What the exercise asks:
Output each line exactly as it appears, skipping any embedded picture.

***** Material provided

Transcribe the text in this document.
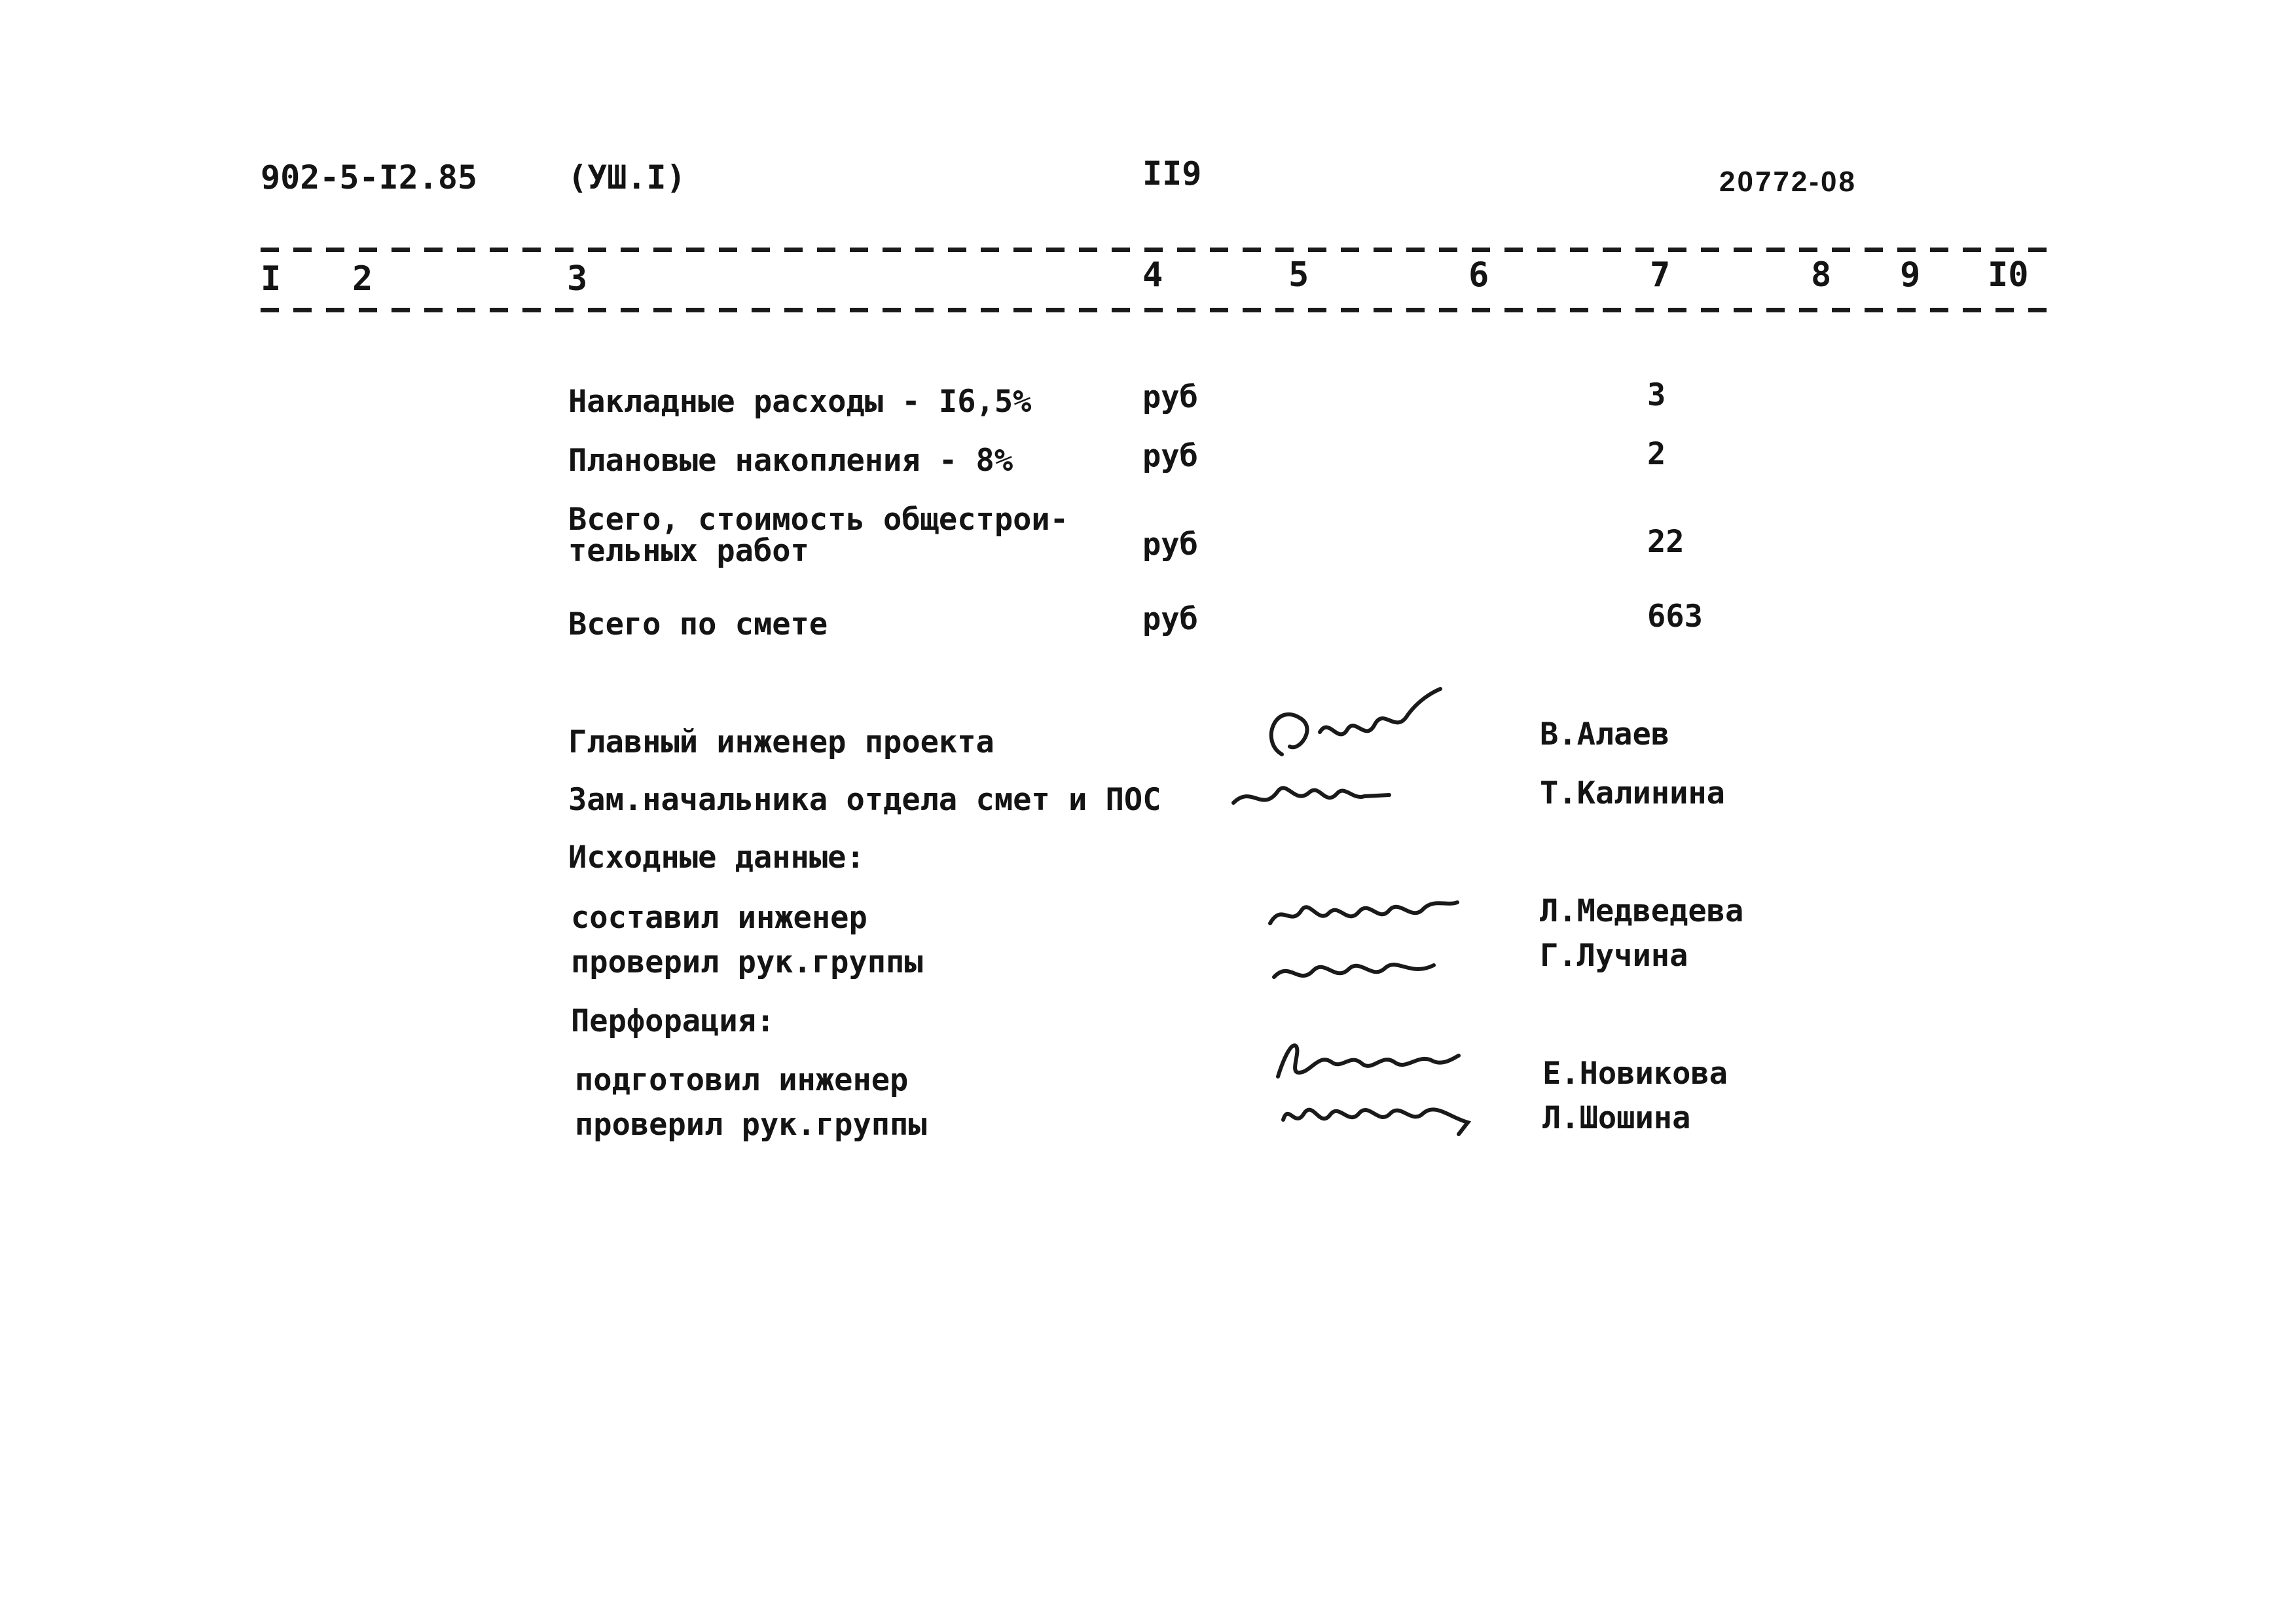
902-5-I2.85	(УШ.I)	II9	20772-08
I 2	3	4	5	6	7	8 9 I0
Накладные расходы - I6,5%	руб	3
Плановые накопления - 8%	руб	2
Всего, стоимость общестрои-
тельных работ	руб	22
Всего по смете	руб	663
Главный инженер проекта	В.Алаев
Зам.начальника отдела смет и ПОС	Т.Калинина
Исходные данные:
составил инженер	Л.Медведева
проверил рук.группы	Г.Лучина
Перфорация:
подготовил инженер	Е.Новикова
проверил рук.группы	Л.Шошина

**********

Answer to the problem:
Transcribe the text in this document.
902-5-I2.85	(УШ.I)	II9	20772-08
I 2	3	4	5	6	7	8 9 I0
Накладные расходы - I6,5%	руб	3
Плановые накопления - 8%	руб	2
Всего, стоимость общестрои-
тельных работ	руб	22
Всего по смете	руб	663
Главный инженер проекта	В.Алаев
Зам.начальника отдела смет и ПОС	Т.Калинина
Исходные данные:
составил инженер	Л.Медведева
проверил рук.группы	Г.Лучина
Перфорация:
подготовил инженер	Е.Новикова
проверил рук.группы	Л.Шошина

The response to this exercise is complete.